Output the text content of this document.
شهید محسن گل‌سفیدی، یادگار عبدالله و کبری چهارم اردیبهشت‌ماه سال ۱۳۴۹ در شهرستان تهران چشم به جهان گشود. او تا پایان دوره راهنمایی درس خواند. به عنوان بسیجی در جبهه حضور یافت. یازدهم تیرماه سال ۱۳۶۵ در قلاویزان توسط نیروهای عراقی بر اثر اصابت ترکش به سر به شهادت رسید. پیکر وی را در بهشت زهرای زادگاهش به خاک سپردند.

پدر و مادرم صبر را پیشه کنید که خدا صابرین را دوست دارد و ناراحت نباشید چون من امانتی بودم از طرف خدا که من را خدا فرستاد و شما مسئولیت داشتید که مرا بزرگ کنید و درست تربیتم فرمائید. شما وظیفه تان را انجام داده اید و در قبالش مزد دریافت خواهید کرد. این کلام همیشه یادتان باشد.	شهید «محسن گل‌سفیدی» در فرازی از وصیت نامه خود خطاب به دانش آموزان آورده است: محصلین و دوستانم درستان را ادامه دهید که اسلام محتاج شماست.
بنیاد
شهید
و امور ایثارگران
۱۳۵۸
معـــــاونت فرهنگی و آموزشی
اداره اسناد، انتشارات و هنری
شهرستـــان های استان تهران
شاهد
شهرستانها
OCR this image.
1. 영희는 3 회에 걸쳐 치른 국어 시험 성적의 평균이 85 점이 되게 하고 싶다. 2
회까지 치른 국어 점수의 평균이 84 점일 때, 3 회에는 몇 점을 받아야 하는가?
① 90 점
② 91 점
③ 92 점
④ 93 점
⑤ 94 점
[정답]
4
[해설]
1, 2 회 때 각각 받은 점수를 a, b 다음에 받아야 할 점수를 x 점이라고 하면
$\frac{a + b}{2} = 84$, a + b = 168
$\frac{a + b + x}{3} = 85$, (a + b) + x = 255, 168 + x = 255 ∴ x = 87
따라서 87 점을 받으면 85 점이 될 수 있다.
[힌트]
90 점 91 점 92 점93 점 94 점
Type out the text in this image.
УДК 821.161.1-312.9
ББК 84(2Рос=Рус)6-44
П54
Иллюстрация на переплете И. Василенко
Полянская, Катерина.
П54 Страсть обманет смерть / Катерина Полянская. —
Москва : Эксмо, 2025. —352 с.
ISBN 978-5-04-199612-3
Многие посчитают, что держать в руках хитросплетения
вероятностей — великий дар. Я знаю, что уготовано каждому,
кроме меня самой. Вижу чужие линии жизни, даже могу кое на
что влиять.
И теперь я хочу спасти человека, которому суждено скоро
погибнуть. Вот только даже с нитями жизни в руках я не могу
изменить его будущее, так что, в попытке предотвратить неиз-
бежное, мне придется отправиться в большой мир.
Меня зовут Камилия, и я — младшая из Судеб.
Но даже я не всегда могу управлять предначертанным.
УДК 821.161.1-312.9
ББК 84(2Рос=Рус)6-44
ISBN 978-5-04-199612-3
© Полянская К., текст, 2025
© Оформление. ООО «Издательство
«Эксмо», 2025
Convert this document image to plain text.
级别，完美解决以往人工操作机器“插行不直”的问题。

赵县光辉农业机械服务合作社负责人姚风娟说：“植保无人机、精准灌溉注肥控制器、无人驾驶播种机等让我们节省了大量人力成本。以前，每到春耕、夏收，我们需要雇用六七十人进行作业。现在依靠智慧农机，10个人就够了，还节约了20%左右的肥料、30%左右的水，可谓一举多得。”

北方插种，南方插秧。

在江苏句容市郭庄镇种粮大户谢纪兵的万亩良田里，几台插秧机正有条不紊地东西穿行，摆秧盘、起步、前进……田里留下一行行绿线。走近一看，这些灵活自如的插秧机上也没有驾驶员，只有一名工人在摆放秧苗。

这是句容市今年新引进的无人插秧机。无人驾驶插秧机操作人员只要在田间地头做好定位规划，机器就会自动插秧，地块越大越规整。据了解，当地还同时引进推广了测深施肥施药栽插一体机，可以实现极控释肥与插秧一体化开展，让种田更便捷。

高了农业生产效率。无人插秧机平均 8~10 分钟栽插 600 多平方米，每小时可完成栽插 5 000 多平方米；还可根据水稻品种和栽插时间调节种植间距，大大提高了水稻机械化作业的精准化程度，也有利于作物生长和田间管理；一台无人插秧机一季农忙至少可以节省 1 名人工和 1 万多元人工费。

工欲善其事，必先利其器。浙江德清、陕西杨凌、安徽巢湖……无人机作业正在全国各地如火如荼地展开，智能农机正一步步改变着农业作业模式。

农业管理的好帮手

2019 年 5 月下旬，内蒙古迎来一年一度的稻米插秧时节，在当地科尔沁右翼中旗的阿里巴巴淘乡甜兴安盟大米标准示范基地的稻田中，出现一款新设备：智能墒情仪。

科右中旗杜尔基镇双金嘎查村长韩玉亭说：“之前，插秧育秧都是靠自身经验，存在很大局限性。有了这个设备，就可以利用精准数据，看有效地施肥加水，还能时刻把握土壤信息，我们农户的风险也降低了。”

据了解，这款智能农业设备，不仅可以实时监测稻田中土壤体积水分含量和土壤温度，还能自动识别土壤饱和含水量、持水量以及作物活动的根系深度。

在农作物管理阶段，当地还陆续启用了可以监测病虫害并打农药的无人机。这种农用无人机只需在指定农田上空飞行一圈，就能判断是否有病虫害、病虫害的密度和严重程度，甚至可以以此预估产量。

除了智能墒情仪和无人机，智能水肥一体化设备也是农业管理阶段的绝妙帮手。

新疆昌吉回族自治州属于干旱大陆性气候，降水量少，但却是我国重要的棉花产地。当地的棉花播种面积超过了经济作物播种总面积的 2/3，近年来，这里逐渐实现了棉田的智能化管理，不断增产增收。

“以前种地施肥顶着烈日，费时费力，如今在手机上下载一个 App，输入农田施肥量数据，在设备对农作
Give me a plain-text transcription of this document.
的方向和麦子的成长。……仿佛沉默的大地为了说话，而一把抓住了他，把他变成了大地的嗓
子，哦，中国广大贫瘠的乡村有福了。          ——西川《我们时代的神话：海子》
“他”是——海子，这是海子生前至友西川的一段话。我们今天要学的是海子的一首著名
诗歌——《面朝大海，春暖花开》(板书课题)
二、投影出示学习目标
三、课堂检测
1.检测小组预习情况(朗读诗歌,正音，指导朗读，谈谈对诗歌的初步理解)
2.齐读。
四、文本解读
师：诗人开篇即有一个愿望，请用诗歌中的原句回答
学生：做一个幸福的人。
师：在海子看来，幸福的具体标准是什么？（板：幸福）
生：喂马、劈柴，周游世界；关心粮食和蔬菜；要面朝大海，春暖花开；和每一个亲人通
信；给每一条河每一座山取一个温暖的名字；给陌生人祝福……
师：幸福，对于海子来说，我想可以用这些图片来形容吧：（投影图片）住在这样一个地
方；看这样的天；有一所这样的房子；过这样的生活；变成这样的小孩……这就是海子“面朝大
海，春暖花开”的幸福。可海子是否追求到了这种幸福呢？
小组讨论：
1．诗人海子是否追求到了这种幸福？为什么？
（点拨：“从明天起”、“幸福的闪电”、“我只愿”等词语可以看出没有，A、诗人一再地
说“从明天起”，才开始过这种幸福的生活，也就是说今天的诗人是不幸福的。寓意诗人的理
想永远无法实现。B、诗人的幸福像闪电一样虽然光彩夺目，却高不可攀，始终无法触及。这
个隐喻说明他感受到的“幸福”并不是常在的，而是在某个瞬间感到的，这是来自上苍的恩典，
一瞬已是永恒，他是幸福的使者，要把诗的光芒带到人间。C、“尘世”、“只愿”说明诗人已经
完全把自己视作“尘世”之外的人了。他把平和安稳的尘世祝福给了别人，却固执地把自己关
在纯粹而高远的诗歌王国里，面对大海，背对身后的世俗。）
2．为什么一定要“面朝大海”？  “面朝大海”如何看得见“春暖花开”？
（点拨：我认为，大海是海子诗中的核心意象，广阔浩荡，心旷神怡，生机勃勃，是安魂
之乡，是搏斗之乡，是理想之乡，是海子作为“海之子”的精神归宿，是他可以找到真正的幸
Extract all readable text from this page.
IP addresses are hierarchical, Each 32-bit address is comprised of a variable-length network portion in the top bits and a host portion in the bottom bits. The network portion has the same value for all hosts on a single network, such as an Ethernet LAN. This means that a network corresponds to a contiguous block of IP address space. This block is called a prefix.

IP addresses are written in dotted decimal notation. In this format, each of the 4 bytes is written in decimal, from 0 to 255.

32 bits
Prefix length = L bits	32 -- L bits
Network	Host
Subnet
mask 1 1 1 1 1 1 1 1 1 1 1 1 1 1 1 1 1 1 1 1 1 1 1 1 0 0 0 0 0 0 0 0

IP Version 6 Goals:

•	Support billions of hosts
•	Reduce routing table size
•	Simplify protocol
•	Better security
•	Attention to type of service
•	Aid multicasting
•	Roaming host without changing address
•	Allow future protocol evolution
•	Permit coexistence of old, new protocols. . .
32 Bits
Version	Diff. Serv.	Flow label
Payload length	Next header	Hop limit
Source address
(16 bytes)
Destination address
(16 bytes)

■ Description of the task: From the records above, copy every line that holds the word "تهران".

■ Solution to the exercise:
شهید محسن گل‌سفیدی، یادگار عبدالله و کبری چهارم اردیبهشت‌ماه سال ۱۳۴۹ در شهرستان تهران چشم به جهان گشود. او تا پایان دوره راهنمایی درس خواند. به عنوان بسیجی در جبهه حضور یافت. یازدهم تیرماه سال ۱۳۶۵ در قلاویزان توسط نیروهای عراقی بر اثر اصابت ترکش به سر به شهادت رسید. پیکر وی را در بهشت زهرای زادگاهش به خاک سپردند.
شهرستـــان های استان تهران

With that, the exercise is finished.